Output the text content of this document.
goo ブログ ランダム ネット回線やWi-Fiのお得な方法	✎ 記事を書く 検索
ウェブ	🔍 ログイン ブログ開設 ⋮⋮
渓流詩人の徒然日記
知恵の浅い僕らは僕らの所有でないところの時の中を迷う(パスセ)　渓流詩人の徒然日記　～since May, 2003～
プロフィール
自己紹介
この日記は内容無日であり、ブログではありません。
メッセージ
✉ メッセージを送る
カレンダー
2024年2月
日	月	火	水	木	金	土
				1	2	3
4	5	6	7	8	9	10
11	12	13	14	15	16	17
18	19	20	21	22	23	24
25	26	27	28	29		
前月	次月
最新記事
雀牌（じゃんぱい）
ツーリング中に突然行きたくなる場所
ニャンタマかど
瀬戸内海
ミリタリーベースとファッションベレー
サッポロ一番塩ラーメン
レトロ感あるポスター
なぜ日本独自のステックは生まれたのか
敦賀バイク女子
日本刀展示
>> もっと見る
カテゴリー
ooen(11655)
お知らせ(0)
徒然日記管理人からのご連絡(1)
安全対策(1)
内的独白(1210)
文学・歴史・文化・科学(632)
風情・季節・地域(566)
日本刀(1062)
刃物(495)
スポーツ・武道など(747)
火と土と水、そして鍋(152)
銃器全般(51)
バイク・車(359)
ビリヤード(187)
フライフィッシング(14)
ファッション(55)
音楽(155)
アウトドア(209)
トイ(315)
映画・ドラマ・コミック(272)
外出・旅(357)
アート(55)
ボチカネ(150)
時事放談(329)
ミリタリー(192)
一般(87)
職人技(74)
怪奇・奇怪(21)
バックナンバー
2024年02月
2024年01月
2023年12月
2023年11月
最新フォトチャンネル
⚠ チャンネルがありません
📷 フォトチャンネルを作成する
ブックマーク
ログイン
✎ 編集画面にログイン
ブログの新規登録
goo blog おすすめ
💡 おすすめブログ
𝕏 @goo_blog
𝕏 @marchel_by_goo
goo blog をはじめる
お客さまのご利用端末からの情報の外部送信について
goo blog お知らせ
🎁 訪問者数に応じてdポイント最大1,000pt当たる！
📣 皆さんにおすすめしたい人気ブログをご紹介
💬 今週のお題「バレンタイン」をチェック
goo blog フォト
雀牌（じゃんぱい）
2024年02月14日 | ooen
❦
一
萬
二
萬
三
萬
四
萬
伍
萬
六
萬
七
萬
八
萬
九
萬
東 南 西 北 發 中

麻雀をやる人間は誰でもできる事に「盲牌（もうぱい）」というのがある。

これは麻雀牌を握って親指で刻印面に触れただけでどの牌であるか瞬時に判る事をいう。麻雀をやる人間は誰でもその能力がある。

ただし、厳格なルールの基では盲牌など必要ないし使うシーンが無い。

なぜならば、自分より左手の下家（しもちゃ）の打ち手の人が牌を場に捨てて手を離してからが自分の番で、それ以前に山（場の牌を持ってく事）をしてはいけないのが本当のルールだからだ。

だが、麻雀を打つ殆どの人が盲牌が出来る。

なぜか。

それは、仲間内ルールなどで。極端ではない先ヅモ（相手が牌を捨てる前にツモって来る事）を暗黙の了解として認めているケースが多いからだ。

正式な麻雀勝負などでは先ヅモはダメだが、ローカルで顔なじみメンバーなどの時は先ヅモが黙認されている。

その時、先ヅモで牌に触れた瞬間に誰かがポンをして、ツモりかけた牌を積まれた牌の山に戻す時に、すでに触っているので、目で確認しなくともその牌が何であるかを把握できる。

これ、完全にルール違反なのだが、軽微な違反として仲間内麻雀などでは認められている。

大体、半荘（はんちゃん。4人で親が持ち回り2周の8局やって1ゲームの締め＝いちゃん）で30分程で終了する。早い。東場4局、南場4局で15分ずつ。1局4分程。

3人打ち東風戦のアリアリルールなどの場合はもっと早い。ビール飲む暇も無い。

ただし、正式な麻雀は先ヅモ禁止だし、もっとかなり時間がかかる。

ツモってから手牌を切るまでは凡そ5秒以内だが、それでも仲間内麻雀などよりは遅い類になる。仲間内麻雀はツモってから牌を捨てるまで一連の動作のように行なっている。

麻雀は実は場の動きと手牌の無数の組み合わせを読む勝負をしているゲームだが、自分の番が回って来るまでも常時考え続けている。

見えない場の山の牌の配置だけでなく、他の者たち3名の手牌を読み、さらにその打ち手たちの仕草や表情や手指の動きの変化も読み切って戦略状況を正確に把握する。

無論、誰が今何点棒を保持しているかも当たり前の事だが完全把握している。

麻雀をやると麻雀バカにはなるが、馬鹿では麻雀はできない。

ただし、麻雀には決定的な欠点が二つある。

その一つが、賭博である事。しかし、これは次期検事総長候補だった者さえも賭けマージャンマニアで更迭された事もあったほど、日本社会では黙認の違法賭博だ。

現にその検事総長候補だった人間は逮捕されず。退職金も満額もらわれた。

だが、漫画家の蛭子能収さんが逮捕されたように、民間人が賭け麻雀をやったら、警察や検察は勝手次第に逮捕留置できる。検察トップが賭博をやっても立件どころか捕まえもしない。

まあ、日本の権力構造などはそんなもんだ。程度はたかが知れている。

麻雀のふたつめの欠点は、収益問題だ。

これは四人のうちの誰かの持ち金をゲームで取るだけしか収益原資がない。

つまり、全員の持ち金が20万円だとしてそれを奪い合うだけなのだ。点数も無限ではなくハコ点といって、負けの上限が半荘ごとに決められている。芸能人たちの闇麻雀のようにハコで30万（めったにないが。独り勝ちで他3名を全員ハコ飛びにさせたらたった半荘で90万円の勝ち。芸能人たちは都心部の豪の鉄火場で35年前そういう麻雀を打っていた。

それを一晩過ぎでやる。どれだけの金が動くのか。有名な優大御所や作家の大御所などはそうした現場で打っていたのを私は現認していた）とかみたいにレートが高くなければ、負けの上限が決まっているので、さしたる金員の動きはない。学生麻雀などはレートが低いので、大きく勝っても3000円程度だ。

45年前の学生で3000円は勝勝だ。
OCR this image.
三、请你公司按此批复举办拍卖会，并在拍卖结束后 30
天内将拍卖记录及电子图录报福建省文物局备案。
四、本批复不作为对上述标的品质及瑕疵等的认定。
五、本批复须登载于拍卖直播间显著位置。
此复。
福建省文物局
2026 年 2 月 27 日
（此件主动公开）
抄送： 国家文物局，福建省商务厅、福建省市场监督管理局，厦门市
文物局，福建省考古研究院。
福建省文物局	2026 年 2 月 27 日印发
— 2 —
******************************
• **Given problem**: Starting with the line that contains "OCR this image.", return each line through the last one of the data above, exactly as written and nothing more.

• **Output for this task**:
OCR this image.
三、请你公司按此批复举办拍卖会，并在拍卖结束后 30
天内将拍卖记录及电子图录报福建省文物局备案。
四、本批复不作为对上述标的品质及瑕疵等的认定。
五、本批复须登载于拍卖直播间显著位置。
此复。
福建省文物局
2026 年 2 月 27 日
（此件主动公开）
抄送： 国家文物局，福建省商务厅、福建省市场监督管理局，厦门市
文物局，福建省考古研究院。
福建省文物局	2026 年 2 月 27 日印发
— 2 —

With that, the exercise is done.